» **TASK TO CARRY OUT**
Here are some records; return them all exactly.

Dataset items
******************************
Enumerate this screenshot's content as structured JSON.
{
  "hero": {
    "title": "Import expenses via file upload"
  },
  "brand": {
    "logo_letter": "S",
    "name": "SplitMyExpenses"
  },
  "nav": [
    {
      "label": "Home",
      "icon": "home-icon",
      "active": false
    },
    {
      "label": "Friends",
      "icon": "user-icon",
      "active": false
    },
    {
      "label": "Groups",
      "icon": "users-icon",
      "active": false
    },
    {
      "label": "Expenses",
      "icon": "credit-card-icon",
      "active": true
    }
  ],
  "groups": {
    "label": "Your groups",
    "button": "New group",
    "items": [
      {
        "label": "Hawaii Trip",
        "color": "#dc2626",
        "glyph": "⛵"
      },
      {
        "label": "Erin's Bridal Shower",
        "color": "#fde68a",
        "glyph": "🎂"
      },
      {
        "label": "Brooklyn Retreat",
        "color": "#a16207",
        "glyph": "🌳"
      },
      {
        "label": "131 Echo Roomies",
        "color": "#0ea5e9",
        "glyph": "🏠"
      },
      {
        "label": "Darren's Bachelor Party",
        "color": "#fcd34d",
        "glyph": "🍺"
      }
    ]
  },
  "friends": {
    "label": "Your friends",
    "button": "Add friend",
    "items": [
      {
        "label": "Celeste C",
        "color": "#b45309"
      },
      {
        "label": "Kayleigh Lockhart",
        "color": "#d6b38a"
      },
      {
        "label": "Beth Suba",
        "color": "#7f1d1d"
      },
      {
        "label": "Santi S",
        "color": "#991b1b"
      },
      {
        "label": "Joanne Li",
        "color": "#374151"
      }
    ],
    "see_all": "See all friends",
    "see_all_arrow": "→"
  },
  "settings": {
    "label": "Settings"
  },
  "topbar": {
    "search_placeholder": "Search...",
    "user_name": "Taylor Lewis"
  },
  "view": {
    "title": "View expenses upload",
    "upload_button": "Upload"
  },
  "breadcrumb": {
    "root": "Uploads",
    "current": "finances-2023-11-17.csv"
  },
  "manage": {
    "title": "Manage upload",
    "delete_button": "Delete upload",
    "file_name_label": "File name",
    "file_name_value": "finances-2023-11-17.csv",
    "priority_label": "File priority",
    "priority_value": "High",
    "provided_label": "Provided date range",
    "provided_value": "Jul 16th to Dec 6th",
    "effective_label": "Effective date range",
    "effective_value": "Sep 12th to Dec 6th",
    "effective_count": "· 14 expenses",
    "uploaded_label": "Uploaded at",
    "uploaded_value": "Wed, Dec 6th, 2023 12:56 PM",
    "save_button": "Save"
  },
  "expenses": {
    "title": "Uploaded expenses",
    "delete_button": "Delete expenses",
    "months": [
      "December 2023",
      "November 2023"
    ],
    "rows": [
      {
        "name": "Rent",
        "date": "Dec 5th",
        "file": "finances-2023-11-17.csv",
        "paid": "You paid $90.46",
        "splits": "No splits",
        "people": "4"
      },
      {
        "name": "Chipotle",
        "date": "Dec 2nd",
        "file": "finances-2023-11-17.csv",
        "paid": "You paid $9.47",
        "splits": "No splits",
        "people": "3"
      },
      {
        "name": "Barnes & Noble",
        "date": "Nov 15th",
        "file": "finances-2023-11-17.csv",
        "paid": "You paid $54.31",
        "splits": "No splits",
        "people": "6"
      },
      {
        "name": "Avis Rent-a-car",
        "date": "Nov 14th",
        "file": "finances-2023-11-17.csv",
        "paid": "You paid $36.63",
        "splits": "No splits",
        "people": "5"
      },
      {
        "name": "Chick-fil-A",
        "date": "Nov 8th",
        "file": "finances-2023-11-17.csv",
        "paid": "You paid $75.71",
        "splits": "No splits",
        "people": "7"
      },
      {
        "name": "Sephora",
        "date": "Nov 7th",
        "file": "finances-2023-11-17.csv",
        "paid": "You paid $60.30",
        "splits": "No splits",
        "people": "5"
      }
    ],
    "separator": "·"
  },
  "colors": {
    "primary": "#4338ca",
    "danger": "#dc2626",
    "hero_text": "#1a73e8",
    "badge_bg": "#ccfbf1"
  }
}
******************************
» **EXERCISE OUTPUT**
Enumerate this screenshot's content as structured JSON.
{
  "hero": {
    "title": "Import expenses via file upload"
  },
  "brand": {
    "logo_letter": "S",
    "name": "SplitMyExpenses"
  },
  "nav": [
    {
      "label": "Home",
      "icon": "home-icon",
      "active": false
    },
    {
      "label": "Friends",
      "icon": "user-icon",
      "active": false
    },
    {
      "label": "Groups",
      "icon": "users-icon",
      "active": false
    },
    {
      "label": "Expenses",
      "icon": "credit-card-icon",
      "active": true
    }
  ],
  "groups": {
    "label": "Your groups",
    "button": "New group",
    "items": [
      {
        "label": "Hawaii Trip",
        "color": "#dc2626",
        "glyph": "⛵"
      },
      {
        "label": "Erin's Bridal Shower",
        "color": "#fde68a",
        "glyph": "🎂"
      },
      {
        "label": "Brooklyn Retreat",
        "color": "#a16207",
        "glyph": "🌳"
      },
      {
        "label": "131 Echo Roomies",
        "color": "#0ea5e9",
        "glyph": "🏠"
      },
      {
        "label": "Darren's Bachelor Party",
        "color": "#fcd34d",
        "glyph": "🍺"
      }
    ]
  },
  "friends": {
    "label": "Your friends",
    "button": "Add friend",
    "items": [
      {
        "label": "Celeste C",
        "color": "#b45309"
      },
      {
        "label": "Kayleigh Lockhart",
        "color": "#d6b38a"
      },
      {
        "label": "Beth Suba",
        "color": "#7f1d1d"
      },
      {
        "label": "Santi S",
        "color": "#991b1b"
      },
      {
        "label": "Joanne Li",
        "color": "#374151"
      }
    ],
    "see_all": "See all friends",
    "see_all_arrow": "→"
  },
  "settings": {
    "label": "Settings"
  },
  "topbar": {
    "search_placeholder": "Search...",
    "user_name": "Taylor Lewis"
  },
  "view": {
    "title": "View expenses upload",
    "upload_button": "Upload"
  },
  "breadcrumb": {
    "root": "Uploads",
    "current": "finances-2023-11-17.csv"
  },
  "manage": {
    "title": "Manage upload",
    "delete_button": "Delete upload",
    "file_name_label": "File name",
    "file_name_value": "finances-2023-11-17.csv",
    "priority_label": "File priority",
    "priority_value": "High",
    "provided_label": "Provided date range",
    "provided_value": "Jul 16th to Dec 6th",
    "effective_label": "Effective date range",
    "effective_value": "Sep 12th to Dec 6th",
    "effective_count": "· 14 expenses",
    "uploaded_label": "Uploaded at",
    "uploaded_value": "Wed, Dec 6th, 2023 12:56 PM",
    "save_button": "Save"
  },
  "expenses": {
    "title": "Uploaded expenses",
    "delete_button": "Delete expenses",
    "months": [
      "December 2023",
      "November 2023"
    ],
    "rows": [
      {
        "name": "Rent",
        "date": "Dec 5th",
        "file": "finances-2023-11-17.csv",
        "paid": "You paid $90.46",
        "splits": "No splits",
        "people": "4"
      },
      {
        "name": "Chipotle",
        "date": "Dec 2nd",
        "file": "finances-2023-11-17.csv",
        "paid": "You paid $9.47",
        "splits": "No splits",
        "people": "3"
      },
      {
        "name": "Barnes & Noble",
        "date": "Nov 15th",
        "file": "finances-2023-11-17.csv",
        "paid": "You paid $54.31",
        "splits": "No splits",
        "people": "6"
      },
      {
        "name": "Avis Rent-a-car",
        "date": "Nov 14th",
        "file": "finances-2023-11-17.csv",
        "paid": "You paid $36.63",
        "splits": "No splits",
        "people": "5"
      },
      {
        "name": "Chick-fil-A",
        "date": "Nov 8th",
        "file": "finances-2023-11-17.csv",
        "paid": "You paid $75.71",
        "splits": "No splits",
        "people": "7"
      },
      {
        "name": "Sephora",
        "date": "Nov 7th",
        "file": "finances-2023-11-17.csv",
        "paid": "You paid $60.30",
        "splits": "No splits",
        "people": "5"
      }
    ],
    "separator": "·"
  },
  "colors": {
    "primary": "#4338ca",
    "danger": "#dc2626",
    "hero_text": "#1a73e8",
    "badge_bg": "#ccfbf1"
  }
}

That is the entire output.